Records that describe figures
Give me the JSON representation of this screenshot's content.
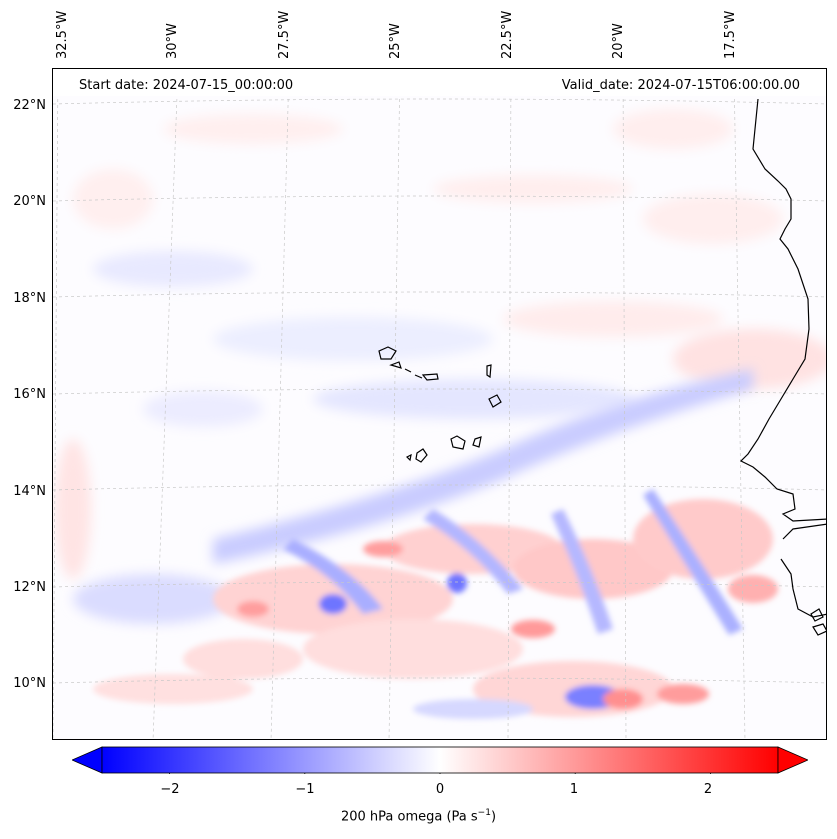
{
  "header": {
    "start_date": "Start date: 2024-07-15_00:00:00",
    "valid_date": "Valid_date: 2024-07-15T06:00:00.00"
  },
  "longitude_labels": [
    "32.5°W",
    "30°W",
    "27.5°W",
    "25°W",
    "22.5°W",
    "20°W",
    "17.5°W"
  ],
  "latitude_labels": [
    "22°N",
    "20°N",
    "18°N",
    "16°N",
    "14°N",
    "12°N",
    "10°N"
  ],
  "colorbar": {
    "ticks": [
      "−2",
      "−1",
      "0",
      "1",
      "2"
    ],
    "tick_values": [
      -2,
      -1,
      0,
      1,
      2
    ],
    "range": [
      -2.5,
      2.5
    ],
    "label_main": "200 hPa omega (Pa s",
    "label_sup": "−1",
    "label_end": ")",
    "colormap": "bwr",
    "low_color": "#0000ff",
    "mid_color": "#ffffff",
    "high_color": "#ff0000"
  },
  "map": {
    "field": "200 hPa omega",
    "extent_lon": [
      -32.5,
      -15.5
    ],
    "extent_lat": [
      9,
      22.5
    ],
    "grid": true,
    "coastline_color": "#000000"
  }
}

- _To do_
Write the records out once more, exactly as they appear, with no pictures.

- _Solution_
Give me the JSON representation of this screenshot's content.
{
  "header": {
    "start_date": "Start date: 2024-07-15_00:00:00",
    "valid_date": "Valid_date: 2024-07-15T06:00:00.00"
  },
  "longitude_labels": [
    "32.5°W",
    "30°W",
    "27.5°W",
    "25°W",
    "22.5°W",
    "20°W",
    "17.5°W"
  ],
  "latitude_labels": [
    "22°N",
    "20°N",
    "18°N",
    "16°N",
    "14°N",
    "12°N",
    "10°N"
  ],
  "colorbar": {
    "ticks": [
      "−2",
      "−1",
      "0",
      "1",
      "2"
    ],
    "tick_values": [
      -2,
      -1,
      0,
      1,
      2
    ],
    "range": [
      -2.5,
      2.5
    ],
    "label_main": "200 hPa omega (Pa s",
    "label_sup": "−1",
    "label_end": ")",
    "colormap": "bwr",
    "low_color": "#0000ff",
    "mid_color": "#ffffff",
    "high_color": "#ff0000"
  },
  "map": {
    "field": "200 hPa omega",
    "extent_lon": [
      -32.5,
      -15.5
    ],
    "extent_lat": [
      9,
      22.5
    ],
    "grid": true,
    "coastline_color": "#000000"
  }
}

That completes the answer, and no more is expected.